=== ENTRIES ===

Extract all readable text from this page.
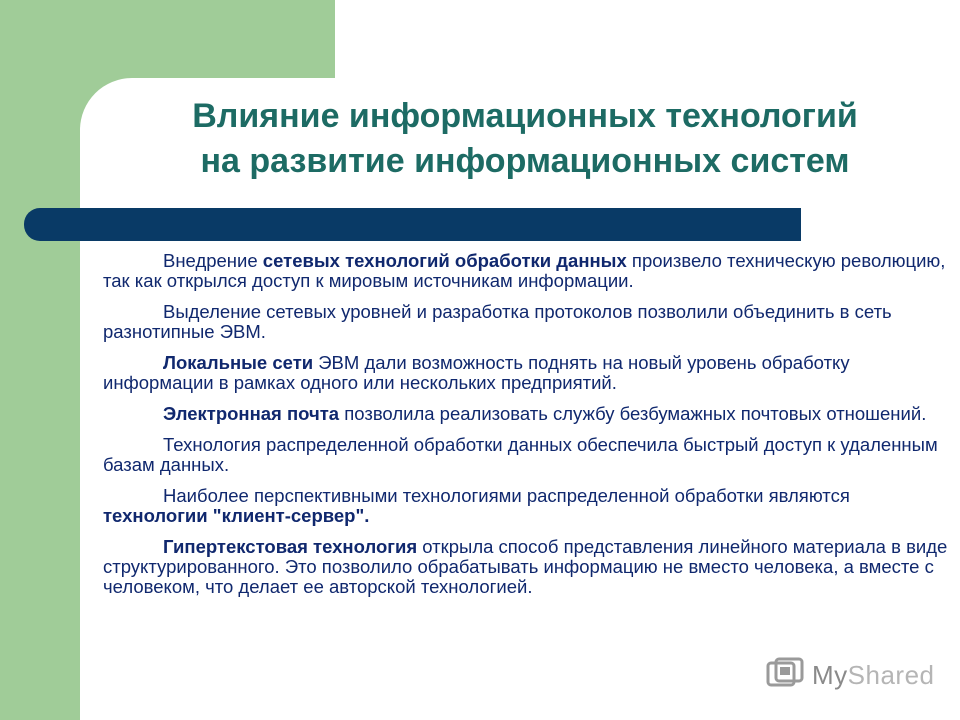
Влияние информационных технологий
на развитие информационных систем

Внедрение сетевых технологий обработки данных произвело техническую революцию, так как открылся доступ к мировым источникам информации.

Выделение сетевых уровней и разработка протоколов позволили объединить в сеть разнотипные ЭВМ.

Локальные сети ЭВМ дали возможность поднять на новый уровень обработку информации в рамках одного или нескольких предприятий.

Электронная почта позволила реализовать службу безбумажных почтовых отношений.

Технология распределенной обработки данных обеспечила быстрый доступ к удаленным базам данных.

Наиболее перспективными технологиями распределенной обработки являются технологии "клиент-сервер".

Гипертекстовая технология открыла способ представления линейного материала в виде структурированного. Это позволило обрабатывать информацию не вместо человека, а вместе с человеком, что делает ее авторской технологией.

MyShared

===

- **TASK TO COMPLETE**
Verbatim reproduction of every record is required; images are left out.

- **THE OUTPUT**
Extract all readable text from this page.
Влияние информационных технологий
на развитие информационных систем

Внедрение сетевых технологий обработки данных произвело техническую революцию, так как открылся доступ к мировым источникам информации.

Выделение сетевых уровней и разработка протоколов позволили объединить в сеть разнотипные ЭВМ.

Локальные сети ЭВМ дали возможность поднять на новый уровень обработку информации в рамках одного или нескольких предприятий.

Электронная почта позволила реализовать службу безбумажных почтовых отношений.

Технология распределенной обработки данных обеспечила быстрый доступ к удаленным базам данных.

Наиболее перспективными технологиями распределенной обработки являются технологии "клиент-сервер".

Гипертекстовая технология открыла способ представления линейного материала в виде структурированного. Это позволило обрабатывать информацию не вместо человека, а вместе с человеком, что делает ее авторской технологией.

MyShared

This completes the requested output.